-- BEGIN Input records --

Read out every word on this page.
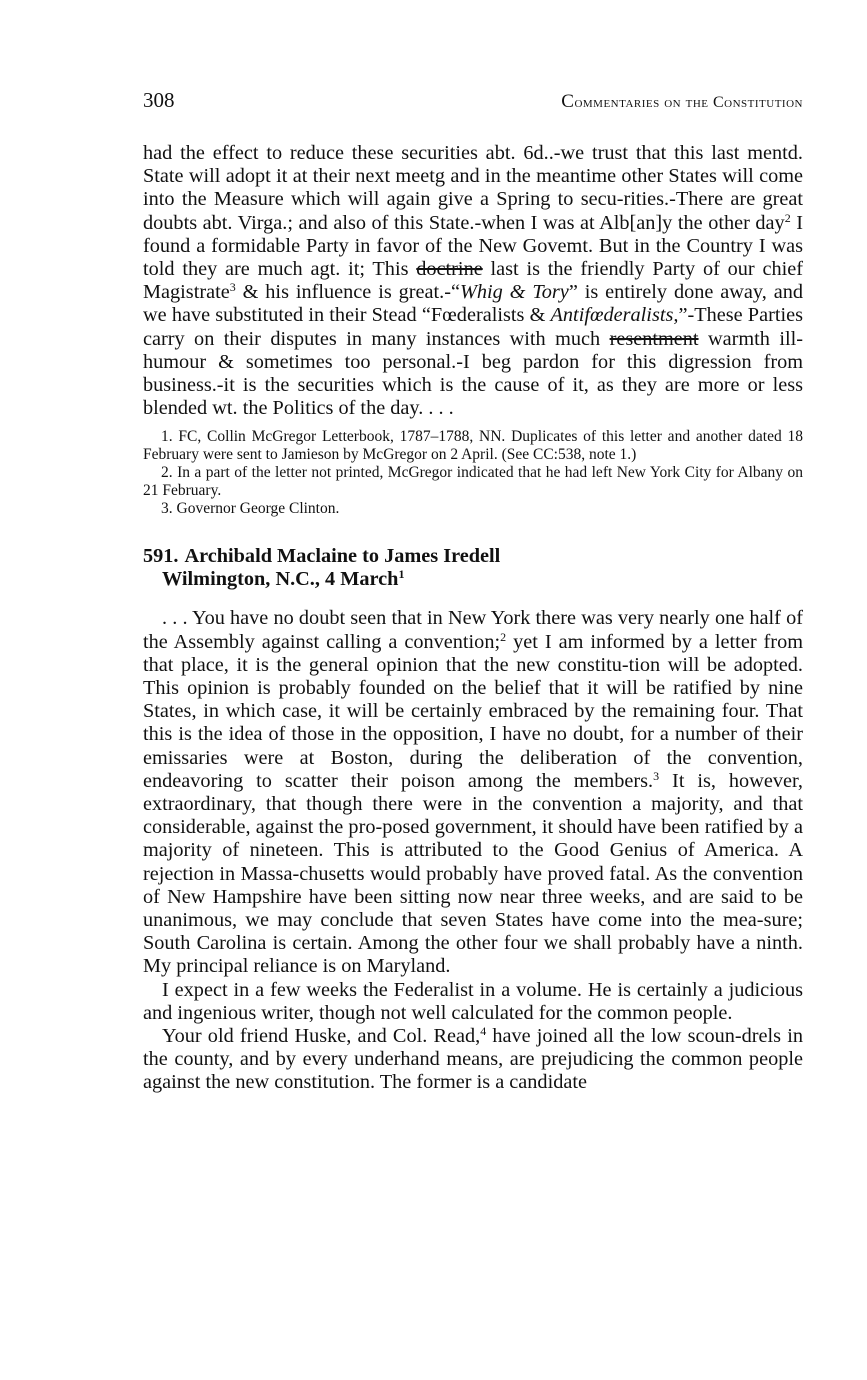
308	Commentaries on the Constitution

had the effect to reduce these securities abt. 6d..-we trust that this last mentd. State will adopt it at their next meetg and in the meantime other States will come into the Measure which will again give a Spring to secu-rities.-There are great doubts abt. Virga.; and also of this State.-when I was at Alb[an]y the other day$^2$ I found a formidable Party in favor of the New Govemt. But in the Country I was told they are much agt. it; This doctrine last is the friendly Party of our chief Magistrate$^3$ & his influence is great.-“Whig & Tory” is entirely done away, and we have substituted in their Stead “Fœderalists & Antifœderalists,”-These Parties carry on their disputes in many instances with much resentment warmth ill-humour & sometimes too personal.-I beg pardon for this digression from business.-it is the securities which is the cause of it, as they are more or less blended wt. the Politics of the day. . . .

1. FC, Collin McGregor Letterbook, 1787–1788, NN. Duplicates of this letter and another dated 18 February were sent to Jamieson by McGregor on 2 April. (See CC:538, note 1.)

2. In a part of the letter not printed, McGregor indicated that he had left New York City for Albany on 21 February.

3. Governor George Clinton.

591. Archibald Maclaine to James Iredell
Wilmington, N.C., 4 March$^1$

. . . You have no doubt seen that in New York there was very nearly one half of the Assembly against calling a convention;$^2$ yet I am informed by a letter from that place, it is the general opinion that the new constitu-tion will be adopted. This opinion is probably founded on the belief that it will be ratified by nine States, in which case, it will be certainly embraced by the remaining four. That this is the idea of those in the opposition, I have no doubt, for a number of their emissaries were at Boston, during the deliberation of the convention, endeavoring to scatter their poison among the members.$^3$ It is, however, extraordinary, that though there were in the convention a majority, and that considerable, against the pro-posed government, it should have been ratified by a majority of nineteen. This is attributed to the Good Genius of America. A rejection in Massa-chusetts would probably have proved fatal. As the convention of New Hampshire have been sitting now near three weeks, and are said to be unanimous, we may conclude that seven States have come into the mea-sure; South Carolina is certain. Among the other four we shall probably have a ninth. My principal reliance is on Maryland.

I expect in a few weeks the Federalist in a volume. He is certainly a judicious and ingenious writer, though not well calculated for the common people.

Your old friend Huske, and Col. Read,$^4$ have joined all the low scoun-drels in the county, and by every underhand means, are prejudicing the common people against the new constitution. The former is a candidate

-- END Input records --

Work to do :: Select and copy every line of the listing with the word "McGregor".

Solution below ::
1. FC, Collin McGregor Letterbook, 1787–1788, NN. Duplicates of this letter and another dated 18 February were sent to Jamieson by McGregor on 2 April. (See CC:538, note 1.)
2. In a part of the letter not printed, McGregor indicated that he had left New York City for Albany on 21 February.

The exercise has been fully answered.